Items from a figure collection

....

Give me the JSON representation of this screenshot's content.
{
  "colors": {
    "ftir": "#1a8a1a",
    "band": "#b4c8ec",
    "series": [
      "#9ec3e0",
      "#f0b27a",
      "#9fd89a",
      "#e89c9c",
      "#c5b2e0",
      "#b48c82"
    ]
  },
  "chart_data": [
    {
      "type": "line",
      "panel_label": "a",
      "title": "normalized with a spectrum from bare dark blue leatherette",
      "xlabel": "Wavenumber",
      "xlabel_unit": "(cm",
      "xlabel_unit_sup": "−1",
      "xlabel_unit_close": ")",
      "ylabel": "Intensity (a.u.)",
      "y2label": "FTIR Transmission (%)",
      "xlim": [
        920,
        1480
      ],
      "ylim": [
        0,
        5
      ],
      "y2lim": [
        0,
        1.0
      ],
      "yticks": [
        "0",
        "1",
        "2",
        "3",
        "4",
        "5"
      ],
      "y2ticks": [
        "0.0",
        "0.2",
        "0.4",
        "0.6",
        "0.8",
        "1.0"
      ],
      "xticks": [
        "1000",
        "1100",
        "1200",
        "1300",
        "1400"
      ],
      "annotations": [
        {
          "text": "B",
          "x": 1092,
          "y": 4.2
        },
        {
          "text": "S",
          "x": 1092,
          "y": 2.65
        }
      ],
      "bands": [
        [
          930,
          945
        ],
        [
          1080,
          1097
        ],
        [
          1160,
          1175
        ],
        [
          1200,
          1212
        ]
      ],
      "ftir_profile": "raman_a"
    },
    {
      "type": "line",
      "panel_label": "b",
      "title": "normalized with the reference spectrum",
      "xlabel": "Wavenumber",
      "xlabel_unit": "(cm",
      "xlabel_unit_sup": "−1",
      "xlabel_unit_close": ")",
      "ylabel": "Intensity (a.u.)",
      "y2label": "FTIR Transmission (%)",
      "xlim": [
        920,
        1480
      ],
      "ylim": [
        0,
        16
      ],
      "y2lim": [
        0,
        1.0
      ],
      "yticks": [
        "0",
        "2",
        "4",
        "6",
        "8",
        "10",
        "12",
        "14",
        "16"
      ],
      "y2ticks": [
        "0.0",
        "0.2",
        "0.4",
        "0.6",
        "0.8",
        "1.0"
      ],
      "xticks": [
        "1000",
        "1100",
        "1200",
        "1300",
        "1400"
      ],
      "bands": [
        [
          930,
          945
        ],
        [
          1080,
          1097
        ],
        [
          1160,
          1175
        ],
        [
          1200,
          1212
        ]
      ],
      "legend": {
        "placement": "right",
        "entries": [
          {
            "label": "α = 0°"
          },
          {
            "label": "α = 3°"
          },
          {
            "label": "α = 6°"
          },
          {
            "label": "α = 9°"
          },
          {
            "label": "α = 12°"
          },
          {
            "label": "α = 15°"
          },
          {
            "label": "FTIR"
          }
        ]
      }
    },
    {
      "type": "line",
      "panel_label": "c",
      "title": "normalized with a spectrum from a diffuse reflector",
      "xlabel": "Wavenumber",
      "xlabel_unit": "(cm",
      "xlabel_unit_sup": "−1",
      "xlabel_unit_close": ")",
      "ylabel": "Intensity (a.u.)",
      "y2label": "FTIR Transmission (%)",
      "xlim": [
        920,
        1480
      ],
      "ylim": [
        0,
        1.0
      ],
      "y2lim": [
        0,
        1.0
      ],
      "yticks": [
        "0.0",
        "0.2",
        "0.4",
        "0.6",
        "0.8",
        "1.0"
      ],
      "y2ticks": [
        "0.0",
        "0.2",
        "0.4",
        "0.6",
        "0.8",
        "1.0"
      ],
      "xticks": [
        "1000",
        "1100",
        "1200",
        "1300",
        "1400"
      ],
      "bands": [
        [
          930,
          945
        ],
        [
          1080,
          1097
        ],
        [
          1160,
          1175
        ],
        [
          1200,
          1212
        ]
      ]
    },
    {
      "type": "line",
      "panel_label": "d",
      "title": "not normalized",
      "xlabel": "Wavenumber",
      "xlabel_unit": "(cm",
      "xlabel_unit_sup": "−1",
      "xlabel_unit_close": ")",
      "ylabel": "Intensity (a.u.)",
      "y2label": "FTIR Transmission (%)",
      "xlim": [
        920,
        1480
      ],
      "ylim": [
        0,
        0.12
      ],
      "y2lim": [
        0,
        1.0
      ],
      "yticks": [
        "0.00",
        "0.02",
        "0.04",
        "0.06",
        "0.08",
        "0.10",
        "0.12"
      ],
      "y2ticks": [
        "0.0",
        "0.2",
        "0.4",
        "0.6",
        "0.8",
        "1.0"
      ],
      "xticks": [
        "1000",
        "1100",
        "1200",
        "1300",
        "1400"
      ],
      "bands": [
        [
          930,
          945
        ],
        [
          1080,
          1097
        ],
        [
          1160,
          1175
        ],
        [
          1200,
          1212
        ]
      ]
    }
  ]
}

....

• _The request_: Using the data above, reproduce every line exactly.

• _Answer for the task_:
Give me the JSON representation of this screenshot's content.
{
  "colors": {
    "ftir": "#1a8a1a",
    "band": "#b4c8ec",
    "series": [
      "#9ec3e0",
      "#f0b27a",
      "#9fd89a",
      "#e89c9c",
      "#c5b2e0",
      "#b48c82"
    ]
  },
  "chart_data": [
    {
      "type": "line",
      "panel_label": "a",
      "title": "normalized with a spectrum from bare dark blue leatherette",
      "xlabel": "Wavenumber",
      "xlabel_unit": "(cm",
      "xlabel_unit_sup": "−1",
      "xlabel_unit_close": ")",
      "ylabel": "Intensity (a.u.)",
      "y2label": "FTIR Transmission (%)",
      "xlim": [
        920,
        1480
      ],
      "ylim": [
        0,
        5
      ],
      "y2lim": [
        0,
        1.0
      ],
      "yticks": [
        "0",
        "1",
        "2",
        "3",
        "4",
        "5"
      ],
      "y2ticks": [
        "0.0",
        "0.2",
        "0.4",
        "0.6",
        "0.8",
        "1.0"
      ],
      "xticks": [
        "1000",
        "1100",
        "1200",
        "1300",
        "1400"
      ],
      "annotations": [
        {
          "text": "B",
          "x": 1092,
          "y": 4.2
        },
        {
          "text": "S",
          "x": 1092,
          "y": 2.65
        }
      ],
      "bands": [
        [
          930,
          945
        ],
        [
          1080,
          1097
        ],
        [
          1160,
          1175
        ],
        [
          1200,
          1212
        ]
      ],
      "ftir_profile": "raman_a"
    },
    {
      "type": "line",
      "panel_label": "b",
      "title": "normalized with the reference spectrum",
      "xlabel": "Wavenumber",
      "xlabel_unit": "(cm",
      "xlabel_unit_sup": "−1",
      "xlabel_unit_close": ")",
      "ylabel": "Intensity (a.u.)",
      "y2label": "FTIR Transmission (%)",
      "xlim": [
        920,
        1480
      ],
      "ylim": [
        0,
        16
      ],
      "y2lim": [
        0,
        1.0
      ],
      "yticks": [
        "0",
        "2",
        "4",
        "6",
        "8",
        "10",
        "12",
        "14",
        "16"
      ],
      "y2ticks": [
        "0.0",
        "0.2",
        "0.4",
        "0.6",
        "0.8",
        "1.0"
      ],
      "xticks": [
        "1000",
        "1100",
        "1200",
        "1300",
        "1400"
      ],
      "bands": [
        [
          930,
          945
        ],
        [
          1080,
          1097
        ],
        [
          1160,
          1175
        ],
        [
          1200,
          1212
        ]
      ],
      "legend": {
        "placement": "right",
        "entries": [
          {
            "label": "α = 0°"
          },
          {
            "label": "α = 3°"
          },
          {
            "label": "α = 6°"
          },
          {
            "label": "α = 9°"
          },
          {
            "label": "α = 12°"
          },
          {
            "label": "α = 15°"
          },
          {
            "label": "FTIR"
          }
        ]
      }
    },
    {
      "type": "line",
      "panel_label": "c",
      "title": "normalized with a spectrum from a diffuse reflector",
      "xlabel": "Wavenumber",
      "xlabel_unit": "(cm",
      "xlabel_unit_sup": "−1",
      "xlabel_unit_close": ")",
      "ylabel": "Intensity (a.u.)",
      "y2label": "FTIR Transmission (%)",
      "xlim": [
        920,
        1480
      ],
      "ylim": [
        0,
        1.0
      ],
      "y2lim": [
        0,
        1.0
      ],
      "yticks": [
        "0.0",
        "0.2",
        "0.4",
        "0.6",
        "0.8",
        "1.0"
      ],
      "y2ticks": [
        "0.0",
        "0.2",
        "0.4",
        "0.6",
        "0.8",
        "1.0"
      ],
      "xticks": [
        "1000",
        "1100",
        "1200",
        "1300",
        "1400"
      ],
      "bands": [
        [
          930,
          945
        ],
        [
          1080,
          1097
        ],
        [
          1160,
          1175
        ],
        [
          1200,
          1212
        ]
      ]
    },
    {
      "type": "line",
      "panel_label": "d",
      "title": "not normalized",
      "xlabel": "Wavenumber",
      "xlabel_unit": "(cm",
      "xlabel_unit_sup": "−1",
      "xlabel_unit_close": ")",
      "ylabel": "Intensity (a.u.)",
      "y2label": "FTIR Transmission (%)",
      "xlim": [
        920,
        1480
      ],
      "ylim": [
        0,
        0.12
      ],
      "y2lim": [
        0,
        1.0
      ],
      "yticks": [
        "0.00",
        "0.02",
        "0.04",
        "0.06",
        "0.08",
        "0.10",
        "0.12"
      ],
      "y2ticks": [
        "0.0",
        "0.2",
        "0.4",
        "0.6",
        "0.8",
        "1.0"
      ],
      "xticks": [
        "1000",
        "1100",
        "1200",
        "1300",
        "1400"
      ],
      "bands": [
        [
          930,
          945
        ],
        [
          1080,
          1097
        ],
        [
          1160,
          1175
        ],
        [
          1200,
          1212
        ]
      ]
    }
  ]
}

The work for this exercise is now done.